▶ **Recorded information**
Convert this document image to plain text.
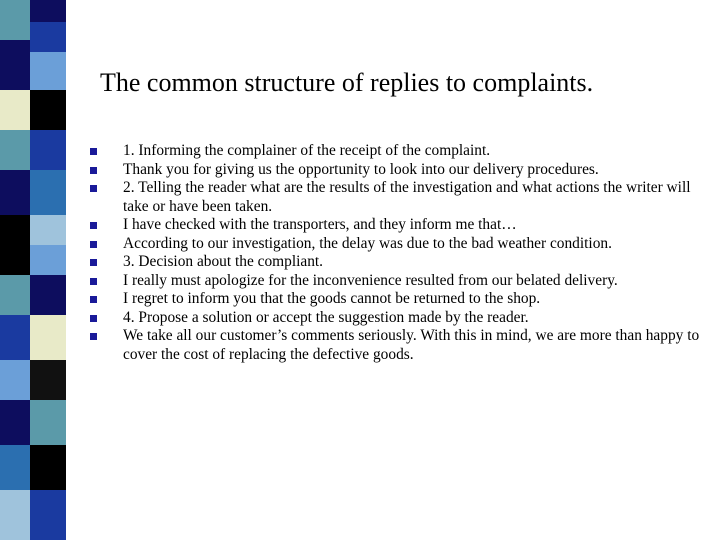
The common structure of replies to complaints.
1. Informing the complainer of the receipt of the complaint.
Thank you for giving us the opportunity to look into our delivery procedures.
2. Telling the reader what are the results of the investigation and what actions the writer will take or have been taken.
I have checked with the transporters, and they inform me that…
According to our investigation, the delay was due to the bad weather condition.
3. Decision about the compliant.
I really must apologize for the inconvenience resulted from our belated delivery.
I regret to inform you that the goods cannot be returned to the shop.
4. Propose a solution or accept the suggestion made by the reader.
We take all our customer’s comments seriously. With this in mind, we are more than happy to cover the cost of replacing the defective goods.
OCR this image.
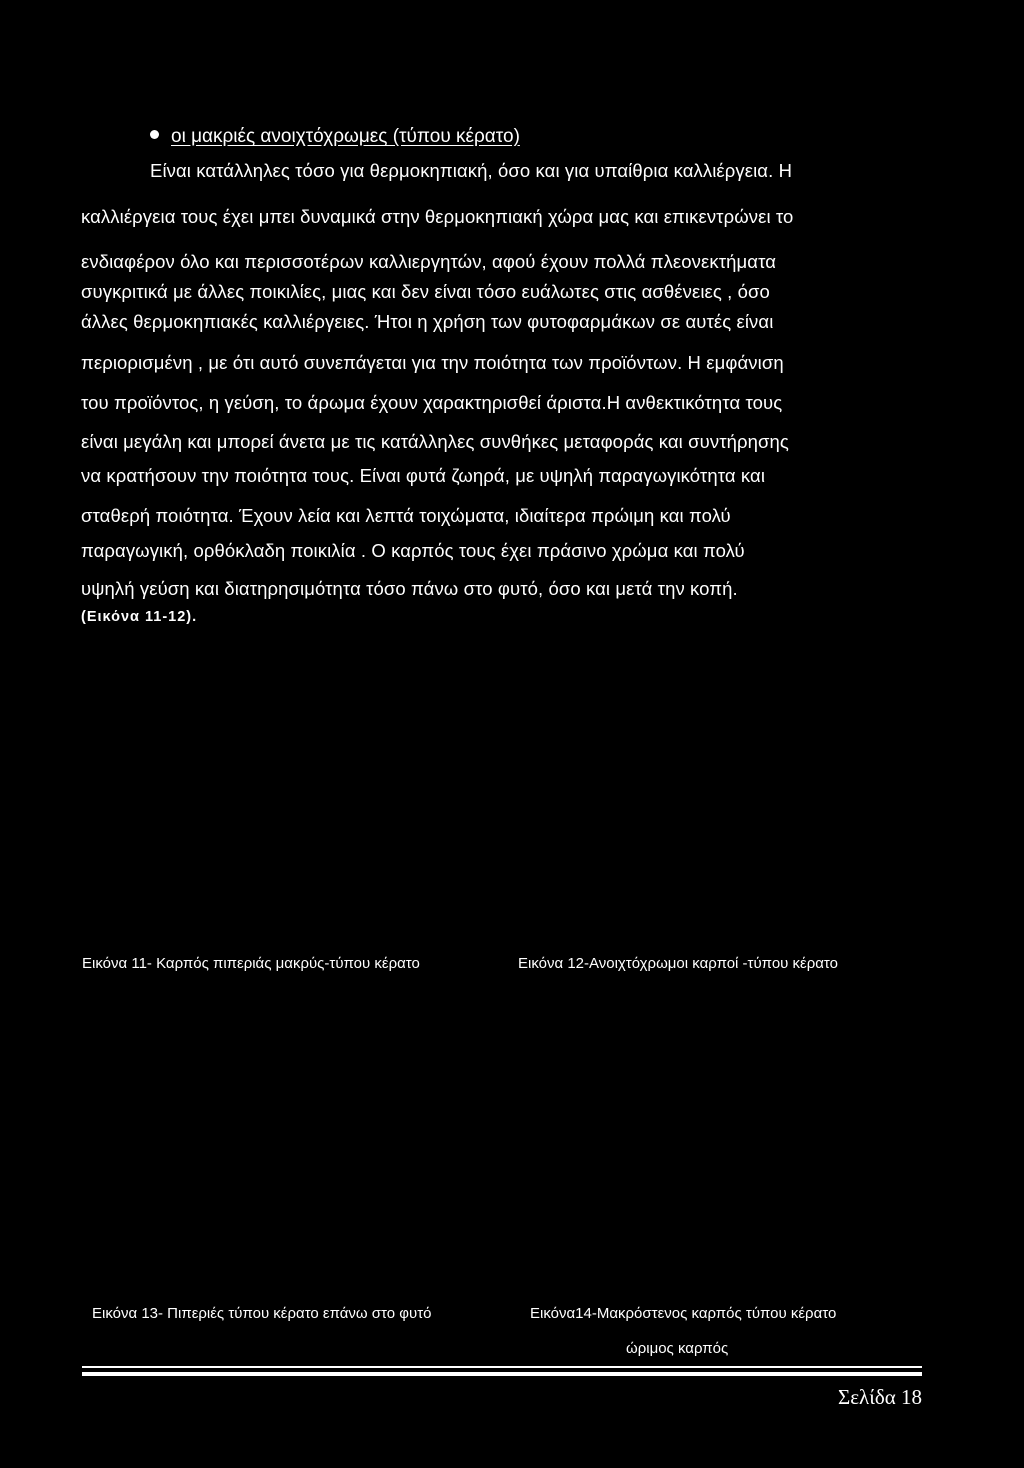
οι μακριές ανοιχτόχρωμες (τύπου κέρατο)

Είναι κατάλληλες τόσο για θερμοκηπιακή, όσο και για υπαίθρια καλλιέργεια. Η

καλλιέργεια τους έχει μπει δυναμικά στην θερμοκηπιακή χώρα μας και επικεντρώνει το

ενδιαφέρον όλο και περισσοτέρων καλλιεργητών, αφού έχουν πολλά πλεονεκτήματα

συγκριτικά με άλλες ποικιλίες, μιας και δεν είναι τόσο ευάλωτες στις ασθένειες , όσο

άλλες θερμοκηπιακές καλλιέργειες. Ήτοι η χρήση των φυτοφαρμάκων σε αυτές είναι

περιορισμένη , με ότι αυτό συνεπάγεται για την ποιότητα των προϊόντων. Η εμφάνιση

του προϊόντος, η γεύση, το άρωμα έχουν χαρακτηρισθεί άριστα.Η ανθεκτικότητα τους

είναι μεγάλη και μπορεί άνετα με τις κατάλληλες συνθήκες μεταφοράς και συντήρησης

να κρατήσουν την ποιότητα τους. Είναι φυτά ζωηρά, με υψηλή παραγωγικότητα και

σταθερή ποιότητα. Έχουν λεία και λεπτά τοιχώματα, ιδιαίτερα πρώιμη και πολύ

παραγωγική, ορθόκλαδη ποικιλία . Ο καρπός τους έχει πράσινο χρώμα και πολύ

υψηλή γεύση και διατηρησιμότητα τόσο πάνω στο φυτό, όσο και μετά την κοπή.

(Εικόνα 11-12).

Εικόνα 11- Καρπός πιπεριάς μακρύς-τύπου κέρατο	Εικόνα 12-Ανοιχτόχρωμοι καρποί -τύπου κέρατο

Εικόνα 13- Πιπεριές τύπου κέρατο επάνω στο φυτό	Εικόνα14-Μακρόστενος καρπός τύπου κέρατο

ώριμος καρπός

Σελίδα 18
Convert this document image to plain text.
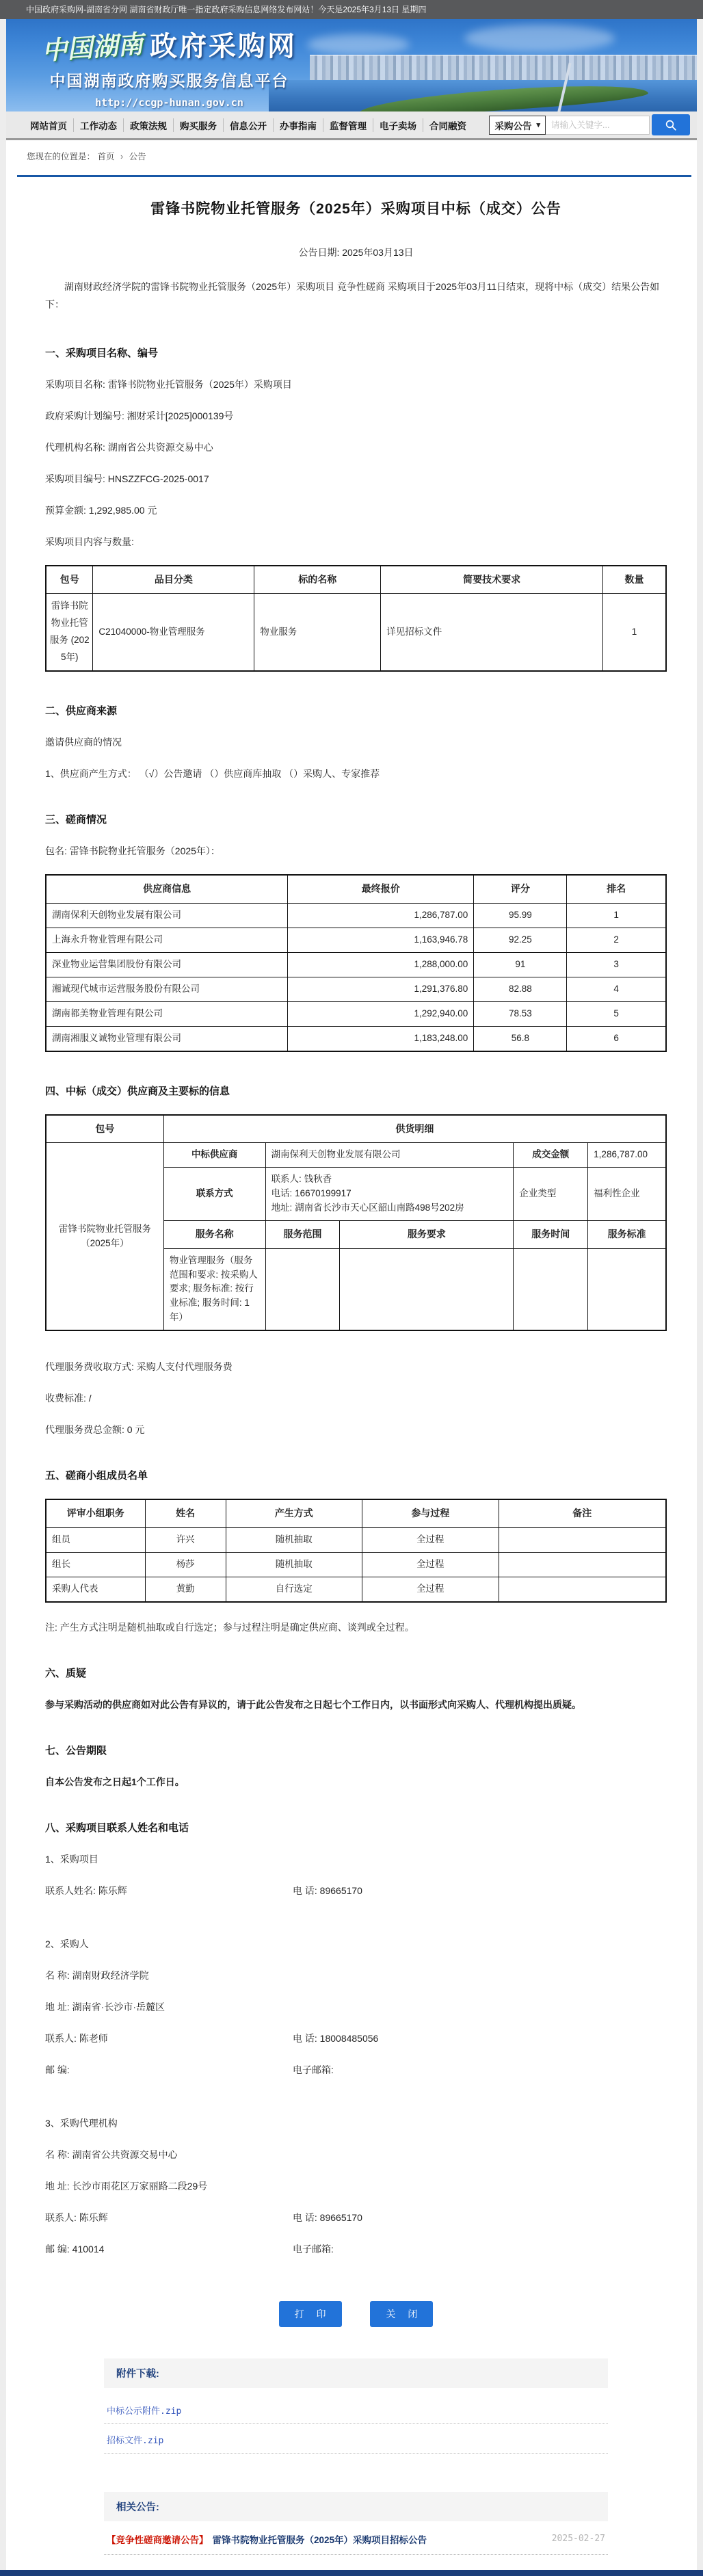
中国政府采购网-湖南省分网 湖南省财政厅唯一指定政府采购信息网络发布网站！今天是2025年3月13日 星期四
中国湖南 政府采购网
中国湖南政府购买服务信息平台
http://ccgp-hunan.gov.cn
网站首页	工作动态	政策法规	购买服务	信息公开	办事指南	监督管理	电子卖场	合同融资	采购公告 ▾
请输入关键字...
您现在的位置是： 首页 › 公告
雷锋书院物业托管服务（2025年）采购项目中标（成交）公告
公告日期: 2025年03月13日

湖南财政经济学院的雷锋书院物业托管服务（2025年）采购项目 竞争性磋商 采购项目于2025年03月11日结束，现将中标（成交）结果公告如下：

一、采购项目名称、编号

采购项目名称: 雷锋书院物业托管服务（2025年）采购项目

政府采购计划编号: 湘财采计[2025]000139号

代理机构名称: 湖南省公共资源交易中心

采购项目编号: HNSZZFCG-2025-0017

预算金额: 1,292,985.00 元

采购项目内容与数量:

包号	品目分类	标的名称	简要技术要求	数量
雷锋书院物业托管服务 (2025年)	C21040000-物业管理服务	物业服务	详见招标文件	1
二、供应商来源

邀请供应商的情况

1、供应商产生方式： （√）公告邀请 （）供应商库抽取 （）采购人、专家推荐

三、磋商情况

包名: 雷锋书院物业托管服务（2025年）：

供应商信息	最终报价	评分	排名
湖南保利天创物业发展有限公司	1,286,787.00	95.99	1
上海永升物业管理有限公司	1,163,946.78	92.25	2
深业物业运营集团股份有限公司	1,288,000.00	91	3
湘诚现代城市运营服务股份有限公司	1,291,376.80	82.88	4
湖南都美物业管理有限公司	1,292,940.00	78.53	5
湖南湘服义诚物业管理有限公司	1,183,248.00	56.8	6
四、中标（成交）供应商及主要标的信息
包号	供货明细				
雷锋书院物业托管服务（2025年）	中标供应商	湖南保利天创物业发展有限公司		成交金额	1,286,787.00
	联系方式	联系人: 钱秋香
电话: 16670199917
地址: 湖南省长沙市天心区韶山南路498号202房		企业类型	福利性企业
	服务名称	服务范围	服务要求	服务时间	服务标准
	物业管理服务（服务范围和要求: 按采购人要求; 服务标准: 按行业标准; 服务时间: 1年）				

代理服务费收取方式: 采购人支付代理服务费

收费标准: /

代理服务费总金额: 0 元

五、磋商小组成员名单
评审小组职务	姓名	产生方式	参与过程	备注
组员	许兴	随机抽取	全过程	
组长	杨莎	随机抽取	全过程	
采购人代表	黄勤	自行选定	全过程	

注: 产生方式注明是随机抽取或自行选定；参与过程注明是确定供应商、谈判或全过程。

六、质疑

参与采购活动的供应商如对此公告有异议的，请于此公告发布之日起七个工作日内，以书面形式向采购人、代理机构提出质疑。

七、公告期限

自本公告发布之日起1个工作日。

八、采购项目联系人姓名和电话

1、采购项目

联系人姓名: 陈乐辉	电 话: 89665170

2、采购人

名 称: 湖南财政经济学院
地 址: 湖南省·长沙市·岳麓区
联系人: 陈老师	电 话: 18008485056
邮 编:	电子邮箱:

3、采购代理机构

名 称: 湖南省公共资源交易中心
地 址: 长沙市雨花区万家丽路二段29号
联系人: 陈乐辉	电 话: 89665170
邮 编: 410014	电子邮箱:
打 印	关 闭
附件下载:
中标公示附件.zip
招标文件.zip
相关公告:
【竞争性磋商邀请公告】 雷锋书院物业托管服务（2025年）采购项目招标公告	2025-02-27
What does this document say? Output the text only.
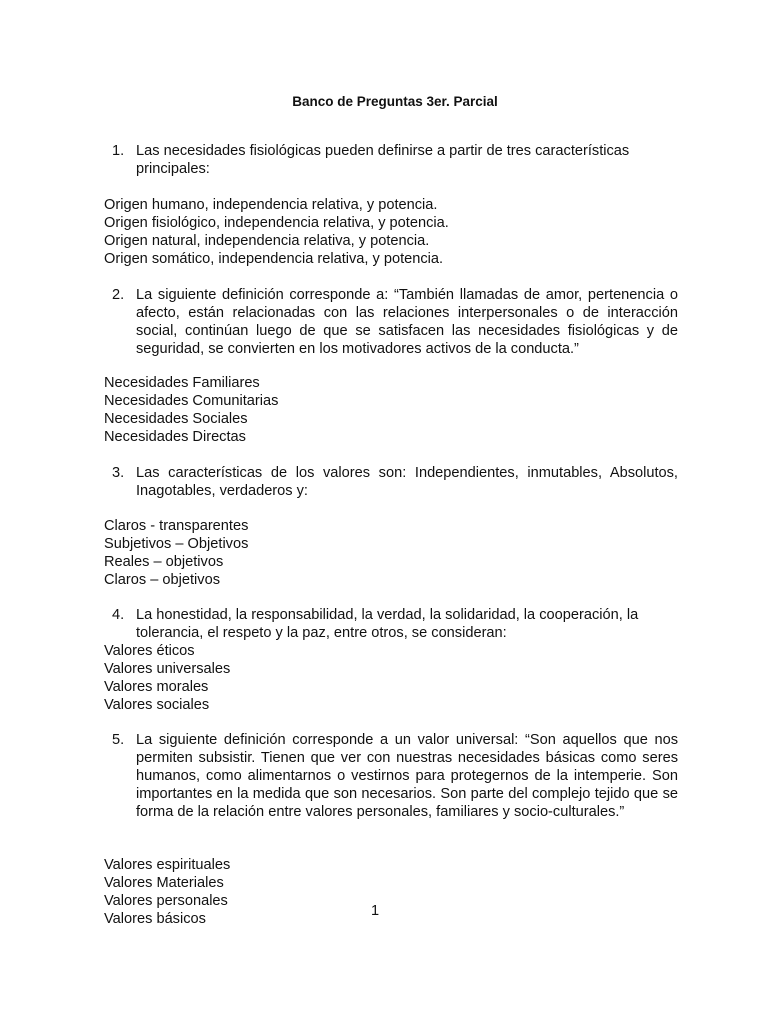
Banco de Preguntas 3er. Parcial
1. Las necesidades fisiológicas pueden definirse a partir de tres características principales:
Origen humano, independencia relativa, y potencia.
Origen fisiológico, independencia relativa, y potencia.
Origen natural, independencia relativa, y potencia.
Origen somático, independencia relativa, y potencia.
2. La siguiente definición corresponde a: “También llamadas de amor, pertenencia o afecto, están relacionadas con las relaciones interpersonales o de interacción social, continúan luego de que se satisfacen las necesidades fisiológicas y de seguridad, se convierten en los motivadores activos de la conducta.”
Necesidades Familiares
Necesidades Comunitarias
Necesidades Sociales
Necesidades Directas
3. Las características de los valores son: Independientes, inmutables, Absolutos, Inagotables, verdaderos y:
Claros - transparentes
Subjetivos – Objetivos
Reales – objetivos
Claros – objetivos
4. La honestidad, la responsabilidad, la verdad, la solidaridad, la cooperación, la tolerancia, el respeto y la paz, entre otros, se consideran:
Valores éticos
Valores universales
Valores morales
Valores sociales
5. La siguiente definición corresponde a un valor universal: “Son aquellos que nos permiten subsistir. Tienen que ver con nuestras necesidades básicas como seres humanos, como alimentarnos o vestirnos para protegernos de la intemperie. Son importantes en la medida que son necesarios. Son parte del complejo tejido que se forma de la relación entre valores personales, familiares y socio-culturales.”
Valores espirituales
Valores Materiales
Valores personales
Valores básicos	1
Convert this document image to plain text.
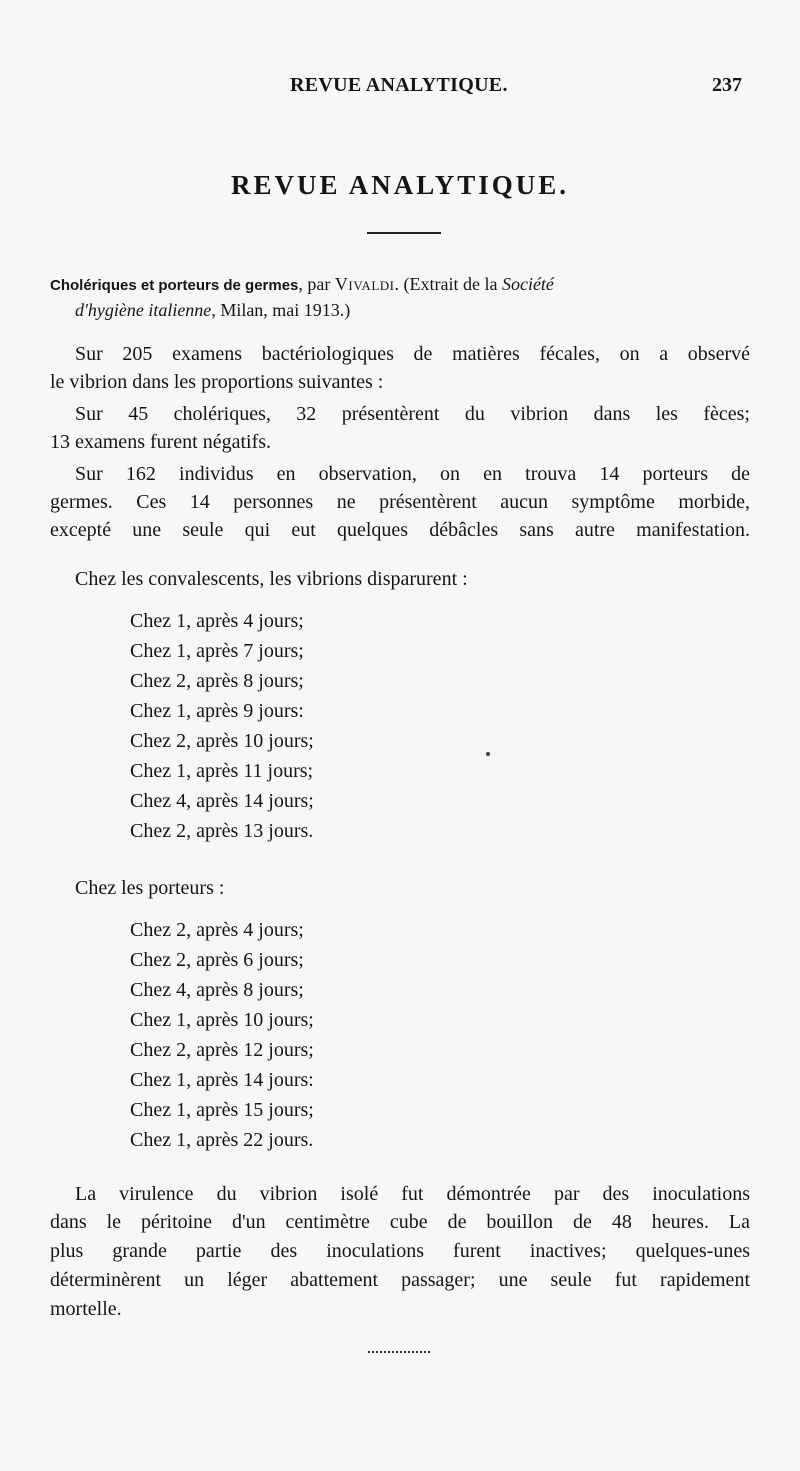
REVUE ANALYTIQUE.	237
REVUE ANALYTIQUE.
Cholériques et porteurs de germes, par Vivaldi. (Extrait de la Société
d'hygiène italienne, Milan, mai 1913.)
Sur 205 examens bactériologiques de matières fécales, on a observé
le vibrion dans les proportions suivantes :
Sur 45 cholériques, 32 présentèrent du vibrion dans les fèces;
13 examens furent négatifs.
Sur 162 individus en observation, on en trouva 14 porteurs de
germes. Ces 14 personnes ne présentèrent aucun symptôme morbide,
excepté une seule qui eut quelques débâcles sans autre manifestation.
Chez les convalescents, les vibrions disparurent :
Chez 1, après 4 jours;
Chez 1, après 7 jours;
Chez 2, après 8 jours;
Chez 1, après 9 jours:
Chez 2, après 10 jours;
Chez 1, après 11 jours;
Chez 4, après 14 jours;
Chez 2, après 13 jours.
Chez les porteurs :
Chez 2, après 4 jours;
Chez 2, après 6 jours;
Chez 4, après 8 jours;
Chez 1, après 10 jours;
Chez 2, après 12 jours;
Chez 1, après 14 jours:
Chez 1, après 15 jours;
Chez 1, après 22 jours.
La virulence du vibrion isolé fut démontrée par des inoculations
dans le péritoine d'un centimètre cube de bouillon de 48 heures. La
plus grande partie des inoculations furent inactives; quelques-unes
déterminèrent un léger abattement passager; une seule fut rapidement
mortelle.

▶ **Task objective**
Find how many lines include the string "potencia" and report that number alone.

▶ **Task solution**
4